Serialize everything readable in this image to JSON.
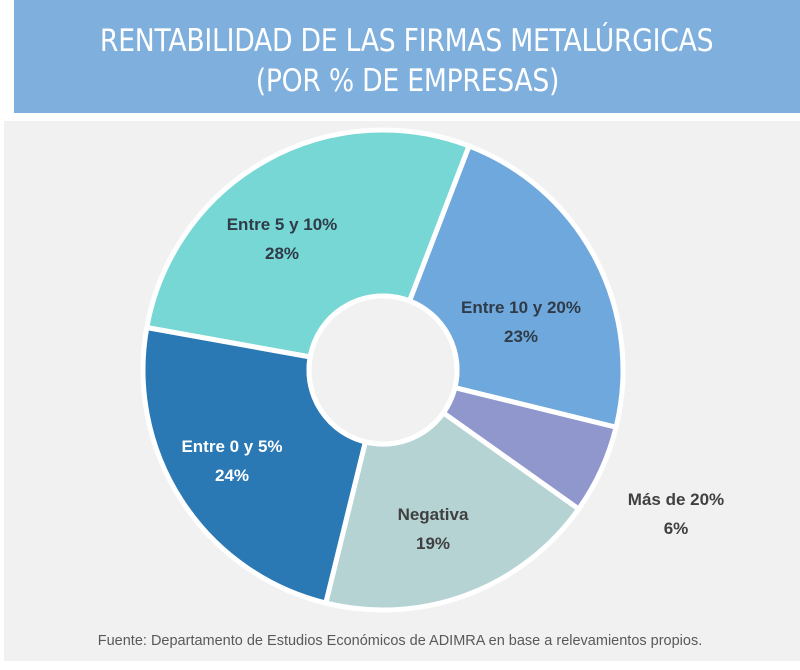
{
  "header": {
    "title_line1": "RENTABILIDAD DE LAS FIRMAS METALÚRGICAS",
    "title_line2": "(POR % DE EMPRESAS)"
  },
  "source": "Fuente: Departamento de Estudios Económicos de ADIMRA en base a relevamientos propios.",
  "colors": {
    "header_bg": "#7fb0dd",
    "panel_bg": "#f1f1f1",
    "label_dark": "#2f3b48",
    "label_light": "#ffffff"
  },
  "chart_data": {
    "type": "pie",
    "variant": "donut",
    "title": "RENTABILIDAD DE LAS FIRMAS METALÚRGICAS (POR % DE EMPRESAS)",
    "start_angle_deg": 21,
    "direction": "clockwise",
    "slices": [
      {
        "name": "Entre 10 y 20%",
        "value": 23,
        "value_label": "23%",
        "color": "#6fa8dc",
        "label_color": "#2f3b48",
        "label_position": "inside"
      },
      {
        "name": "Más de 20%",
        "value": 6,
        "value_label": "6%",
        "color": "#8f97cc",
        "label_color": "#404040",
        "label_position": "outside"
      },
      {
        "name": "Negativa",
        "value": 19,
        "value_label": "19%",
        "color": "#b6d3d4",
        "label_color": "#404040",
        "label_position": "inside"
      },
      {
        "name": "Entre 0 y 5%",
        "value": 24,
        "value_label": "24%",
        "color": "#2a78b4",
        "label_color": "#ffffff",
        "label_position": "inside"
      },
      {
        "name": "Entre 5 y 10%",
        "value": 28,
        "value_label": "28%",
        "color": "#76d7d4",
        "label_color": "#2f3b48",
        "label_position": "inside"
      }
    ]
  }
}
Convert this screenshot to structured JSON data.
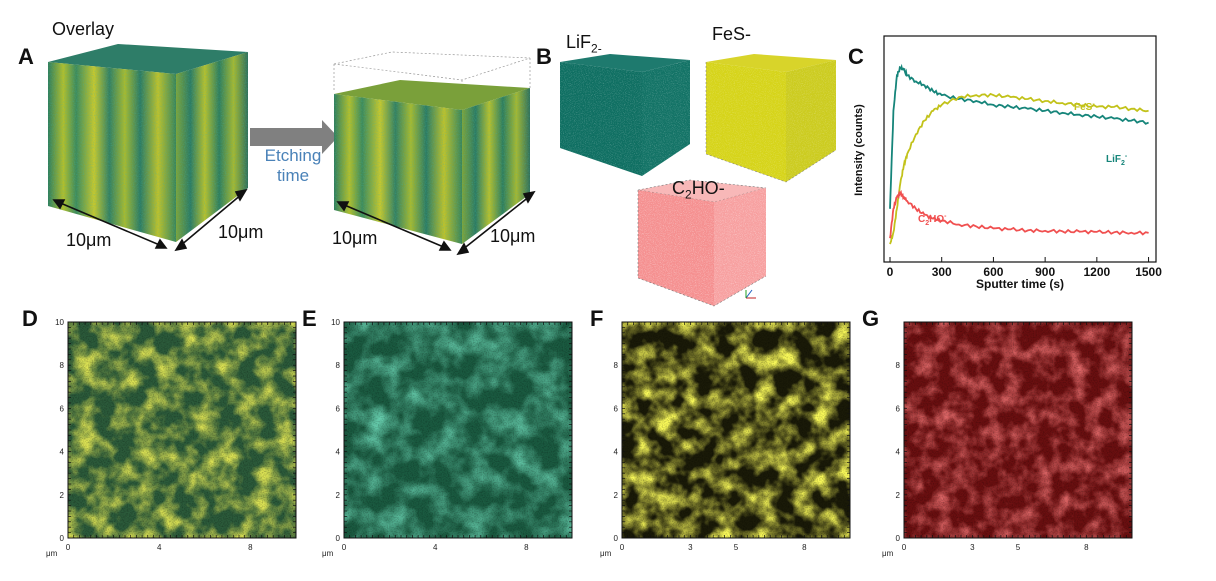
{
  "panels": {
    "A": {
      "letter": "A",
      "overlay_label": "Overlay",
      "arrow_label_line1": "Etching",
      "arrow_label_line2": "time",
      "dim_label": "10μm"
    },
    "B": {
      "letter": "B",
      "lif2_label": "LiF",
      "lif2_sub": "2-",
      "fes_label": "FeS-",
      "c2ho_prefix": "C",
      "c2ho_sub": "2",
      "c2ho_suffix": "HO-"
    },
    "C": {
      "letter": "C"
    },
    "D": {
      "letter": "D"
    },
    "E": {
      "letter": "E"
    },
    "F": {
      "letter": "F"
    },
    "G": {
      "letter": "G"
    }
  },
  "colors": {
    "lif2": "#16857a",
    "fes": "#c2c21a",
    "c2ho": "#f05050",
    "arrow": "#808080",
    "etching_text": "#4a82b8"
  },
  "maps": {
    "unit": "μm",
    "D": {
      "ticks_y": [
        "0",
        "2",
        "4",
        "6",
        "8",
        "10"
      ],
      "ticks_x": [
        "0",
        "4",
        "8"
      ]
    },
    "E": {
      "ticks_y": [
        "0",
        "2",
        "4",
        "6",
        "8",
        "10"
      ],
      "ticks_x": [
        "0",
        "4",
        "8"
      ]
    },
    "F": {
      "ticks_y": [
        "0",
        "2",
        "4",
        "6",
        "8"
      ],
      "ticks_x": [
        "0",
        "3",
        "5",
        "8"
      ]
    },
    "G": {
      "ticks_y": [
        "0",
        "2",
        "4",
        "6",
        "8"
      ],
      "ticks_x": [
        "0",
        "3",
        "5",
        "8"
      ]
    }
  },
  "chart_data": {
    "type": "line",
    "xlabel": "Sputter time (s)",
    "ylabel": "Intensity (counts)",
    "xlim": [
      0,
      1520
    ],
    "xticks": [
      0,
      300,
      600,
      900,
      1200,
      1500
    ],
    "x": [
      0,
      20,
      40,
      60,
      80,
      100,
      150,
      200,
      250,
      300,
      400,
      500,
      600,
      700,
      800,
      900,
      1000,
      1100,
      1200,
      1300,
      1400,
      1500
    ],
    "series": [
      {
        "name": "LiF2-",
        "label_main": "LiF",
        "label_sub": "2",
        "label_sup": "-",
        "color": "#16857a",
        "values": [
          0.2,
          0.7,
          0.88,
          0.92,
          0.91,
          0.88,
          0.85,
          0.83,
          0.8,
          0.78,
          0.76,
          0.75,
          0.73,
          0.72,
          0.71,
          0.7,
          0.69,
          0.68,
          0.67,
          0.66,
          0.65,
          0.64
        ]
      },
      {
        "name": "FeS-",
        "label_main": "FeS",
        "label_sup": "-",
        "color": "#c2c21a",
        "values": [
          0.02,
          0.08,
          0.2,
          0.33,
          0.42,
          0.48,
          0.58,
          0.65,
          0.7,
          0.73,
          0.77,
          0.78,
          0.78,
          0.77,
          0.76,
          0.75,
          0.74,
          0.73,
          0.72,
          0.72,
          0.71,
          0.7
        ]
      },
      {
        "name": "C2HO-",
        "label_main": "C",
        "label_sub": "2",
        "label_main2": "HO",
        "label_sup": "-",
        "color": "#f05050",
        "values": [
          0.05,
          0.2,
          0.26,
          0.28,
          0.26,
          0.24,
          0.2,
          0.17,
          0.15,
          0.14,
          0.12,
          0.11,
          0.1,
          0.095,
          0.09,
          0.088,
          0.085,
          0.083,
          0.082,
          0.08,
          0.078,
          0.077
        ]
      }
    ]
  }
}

*EXERCISE OBJECTIVE*.
Count up the lines in the listing that hold the word "this", and give that number only.

*TASK SOLUTION*.
2